→ **TASK PROMPT**
Determine the count of lines holding the string "title". Return only the number.

→ **RECORDS FOR THE EXERCISE**

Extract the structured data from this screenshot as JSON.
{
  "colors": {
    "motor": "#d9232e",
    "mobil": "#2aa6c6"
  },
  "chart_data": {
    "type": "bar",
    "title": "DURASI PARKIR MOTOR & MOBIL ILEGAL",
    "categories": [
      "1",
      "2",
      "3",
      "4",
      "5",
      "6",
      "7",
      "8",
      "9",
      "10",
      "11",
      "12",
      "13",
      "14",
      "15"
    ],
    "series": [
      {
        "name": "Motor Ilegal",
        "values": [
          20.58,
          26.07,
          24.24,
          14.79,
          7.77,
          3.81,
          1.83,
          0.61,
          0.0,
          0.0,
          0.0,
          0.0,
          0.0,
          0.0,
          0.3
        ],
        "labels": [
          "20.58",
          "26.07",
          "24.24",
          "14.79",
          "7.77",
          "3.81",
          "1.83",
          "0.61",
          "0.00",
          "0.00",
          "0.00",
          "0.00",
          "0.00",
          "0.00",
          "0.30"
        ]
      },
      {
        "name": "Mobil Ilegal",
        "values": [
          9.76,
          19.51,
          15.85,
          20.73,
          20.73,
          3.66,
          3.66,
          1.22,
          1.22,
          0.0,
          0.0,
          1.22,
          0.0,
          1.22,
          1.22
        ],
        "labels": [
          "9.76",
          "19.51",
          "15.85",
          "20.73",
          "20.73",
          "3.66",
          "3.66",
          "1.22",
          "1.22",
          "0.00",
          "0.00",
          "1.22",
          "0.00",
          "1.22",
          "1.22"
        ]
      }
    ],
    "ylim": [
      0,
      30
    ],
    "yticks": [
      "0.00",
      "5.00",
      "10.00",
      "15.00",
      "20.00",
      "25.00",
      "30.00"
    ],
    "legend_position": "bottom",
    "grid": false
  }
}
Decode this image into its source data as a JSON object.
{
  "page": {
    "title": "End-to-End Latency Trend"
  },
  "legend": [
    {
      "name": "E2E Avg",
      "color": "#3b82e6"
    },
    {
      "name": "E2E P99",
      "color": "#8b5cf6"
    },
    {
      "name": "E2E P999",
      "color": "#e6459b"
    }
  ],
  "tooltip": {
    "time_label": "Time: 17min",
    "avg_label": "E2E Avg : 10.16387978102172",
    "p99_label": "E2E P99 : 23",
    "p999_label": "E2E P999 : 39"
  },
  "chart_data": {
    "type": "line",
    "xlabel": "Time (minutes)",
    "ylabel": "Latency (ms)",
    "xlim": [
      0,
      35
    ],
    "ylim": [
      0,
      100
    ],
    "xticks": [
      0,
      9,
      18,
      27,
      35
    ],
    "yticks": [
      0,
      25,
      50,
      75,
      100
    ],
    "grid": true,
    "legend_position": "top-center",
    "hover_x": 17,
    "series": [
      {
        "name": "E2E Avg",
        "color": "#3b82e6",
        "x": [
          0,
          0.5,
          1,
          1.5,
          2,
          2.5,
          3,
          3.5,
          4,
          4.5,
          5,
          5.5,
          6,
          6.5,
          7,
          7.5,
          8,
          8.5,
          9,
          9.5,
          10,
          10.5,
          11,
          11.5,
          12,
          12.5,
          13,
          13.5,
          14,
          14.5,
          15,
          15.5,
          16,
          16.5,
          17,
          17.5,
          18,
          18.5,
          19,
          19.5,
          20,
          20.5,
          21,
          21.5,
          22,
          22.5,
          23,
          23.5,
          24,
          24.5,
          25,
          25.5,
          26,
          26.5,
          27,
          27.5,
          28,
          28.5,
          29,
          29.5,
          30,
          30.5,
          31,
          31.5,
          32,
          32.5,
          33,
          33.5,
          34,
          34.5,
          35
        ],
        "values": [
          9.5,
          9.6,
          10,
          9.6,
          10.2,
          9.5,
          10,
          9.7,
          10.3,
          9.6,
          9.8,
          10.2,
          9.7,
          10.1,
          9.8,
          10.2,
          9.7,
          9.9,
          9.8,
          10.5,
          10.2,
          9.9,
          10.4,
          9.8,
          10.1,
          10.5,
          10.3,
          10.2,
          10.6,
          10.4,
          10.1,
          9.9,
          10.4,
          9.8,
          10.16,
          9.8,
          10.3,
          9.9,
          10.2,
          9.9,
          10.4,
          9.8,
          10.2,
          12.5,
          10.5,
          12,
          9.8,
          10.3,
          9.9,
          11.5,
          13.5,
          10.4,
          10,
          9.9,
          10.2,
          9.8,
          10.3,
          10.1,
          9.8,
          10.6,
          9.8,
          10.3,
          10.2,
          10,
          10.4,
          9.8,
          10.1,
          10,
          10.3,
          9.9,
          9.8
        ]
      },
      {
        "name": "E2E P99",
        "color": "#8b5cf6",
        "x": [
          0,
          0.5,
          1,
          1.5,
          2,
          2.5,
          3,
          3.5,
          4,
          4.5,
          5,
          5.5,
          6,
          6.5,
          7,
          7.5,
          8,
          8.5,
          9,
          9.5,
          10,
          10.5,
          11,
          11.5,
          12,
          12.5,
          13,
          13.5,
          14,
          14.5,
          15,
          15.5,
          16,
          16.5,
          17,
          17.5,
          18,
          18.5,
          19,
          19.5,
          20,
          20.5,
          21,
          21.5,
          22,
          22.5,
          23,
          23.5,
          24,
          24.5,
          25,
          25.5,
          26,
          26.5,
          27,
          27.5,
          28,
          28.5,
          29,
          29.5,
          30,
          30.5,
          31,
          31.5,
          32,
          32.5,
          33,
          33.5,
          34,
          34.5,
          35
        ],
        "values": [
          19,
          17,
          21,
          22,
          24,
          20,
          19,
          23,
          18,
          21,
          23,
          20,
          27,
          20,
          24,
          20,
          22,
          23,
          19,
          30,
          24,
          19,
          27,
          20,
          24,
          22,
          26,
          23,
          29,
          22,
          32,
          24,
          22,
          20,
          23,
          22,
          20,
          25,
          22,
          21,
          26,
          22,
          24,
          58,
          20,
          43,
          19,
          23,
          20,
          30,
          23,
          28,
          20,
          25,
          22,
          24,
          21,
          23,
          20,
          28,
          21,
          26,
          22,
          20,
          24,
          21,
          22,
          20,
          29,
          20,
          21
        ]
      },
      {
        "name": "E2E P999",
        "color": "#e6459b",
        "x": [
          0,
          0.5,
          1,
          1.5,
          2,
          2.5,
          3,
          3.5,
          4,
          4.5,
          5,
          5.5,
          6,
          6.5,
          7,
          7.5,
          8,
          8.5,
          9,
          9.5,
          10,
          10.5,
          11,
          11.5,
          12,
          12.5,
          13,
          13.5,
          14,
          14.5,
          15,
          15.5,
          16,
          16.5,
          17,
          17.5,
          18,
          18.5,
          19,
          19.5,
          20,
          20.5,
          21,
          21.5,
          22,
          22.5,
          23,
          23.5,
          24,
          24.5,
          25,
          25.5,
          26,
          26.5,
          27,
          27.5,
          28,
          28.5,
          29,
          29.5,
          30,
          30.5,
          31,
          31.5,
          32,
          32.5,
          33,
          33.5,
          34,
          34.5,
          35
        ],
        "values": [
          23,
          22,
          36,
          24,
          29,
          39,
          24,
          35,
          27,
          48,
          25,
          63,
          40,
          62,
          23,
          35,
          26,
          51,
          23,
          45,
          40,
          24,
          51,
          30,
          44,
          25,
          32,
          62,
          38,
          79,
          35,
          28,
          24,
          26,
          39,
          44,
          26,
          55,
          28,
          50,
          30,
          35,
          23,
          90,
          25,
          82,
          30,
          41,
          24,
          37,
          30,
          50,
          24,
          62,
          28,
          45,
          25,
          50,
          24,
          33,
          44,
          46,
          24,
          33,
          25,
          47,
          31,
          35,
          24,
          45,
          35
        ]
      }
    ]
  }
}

→ **IN RESPONSE**
2